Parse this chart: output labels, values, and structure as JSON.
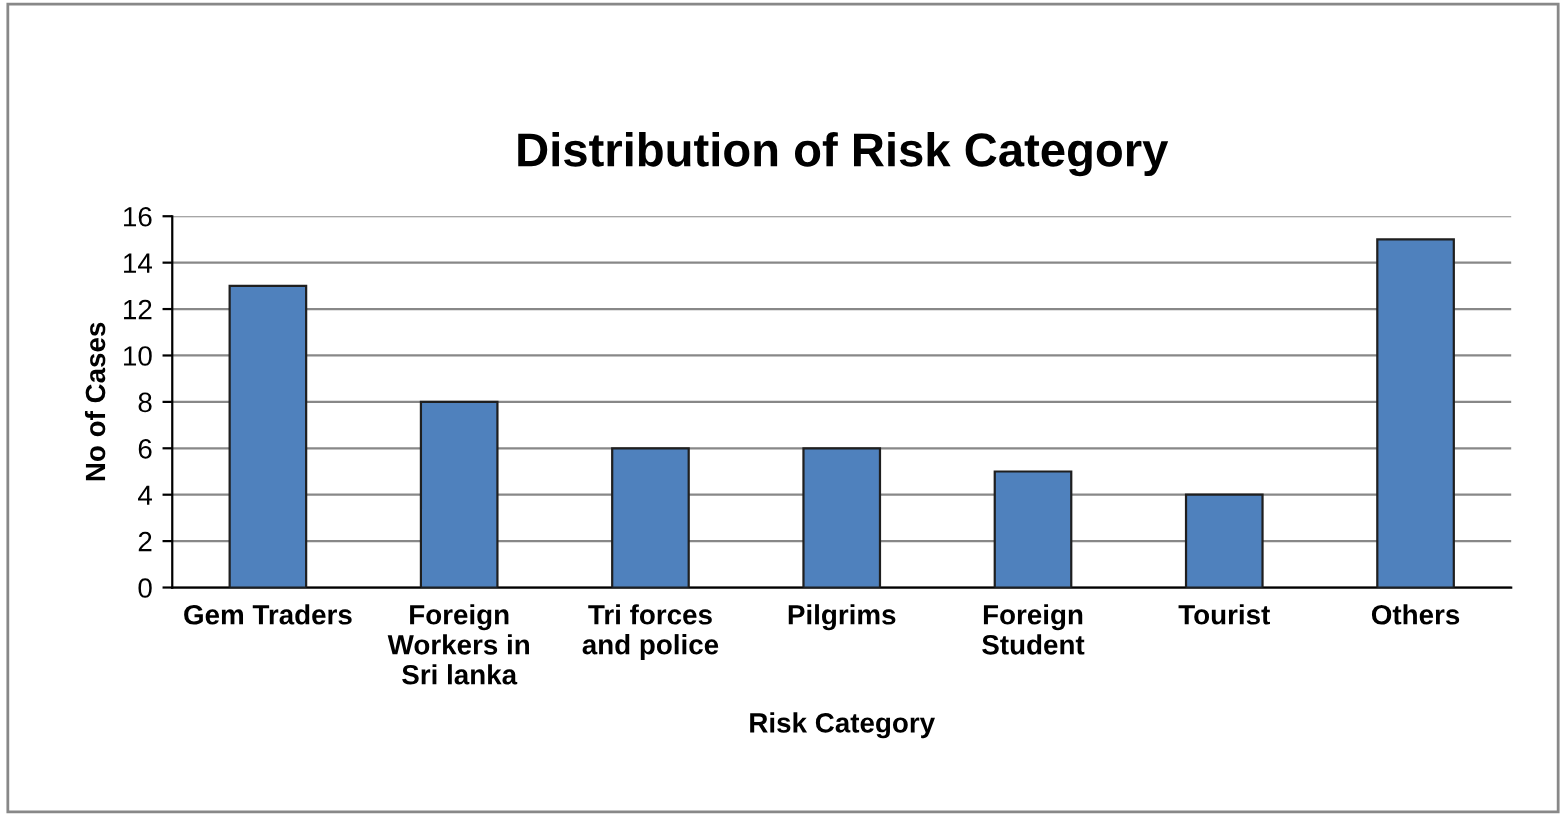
{
  "chart_data": {
    "type": "bar",
    "title": "Distribution of Risk Category",
    "xlabel": "Risk Category",
    "ylabel": "No of Cases",
    "categories": [
      "Gem Traders",
      "Foreign\nWorkers in\nSri lanka",
      "Tri forces\nand police",
      "Pilgrims",
      "Foreign\nStudent",
      "Tourist",
      "Others"
    ],
    "values": [
      13,
      8,
      6,
      6,
      5,
      4,
      15
    ],
    "color": "#4f81bd",
    "ylim": [
      0,
      16
    ],
    "yticks": [
      0,
      2,
      4,
      6,
      8,
      10,
      12,
      14,
      16
    ],
    "grid": "y"
  }
}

***

Pictures are excluded; output everything else in the data verbatim.

◆ ANSWER:
Parse this chart: output labels, values, and structure as JSON.
{
  "chart_data": {
    "type": "bar",
    "title": "Distribution of Risk Category",
    "xlabel": "Risk Category",
    "ylabel": "No of Cases",
    "categories": [
      "Gem Traders",
      "Foreign\nWorkers in\nSri lanka",
      "Tri forces\nand police",
      "Pilgrims",
      "Foreign\nStudent",
      "Tourist",
      "Others"
    ],
    "values": [
      13,
      8,
      6,
      6,
      5,
      4,
      15
    ],
    "color": "#4f81bd",
    "ylim": [
      0,
      16
    ],
    "yticks": [
      0,
      2,
      4,
      6,
      8,
      10,
      12,
      14,
      16
    ],
    "grid": "y"
  }
}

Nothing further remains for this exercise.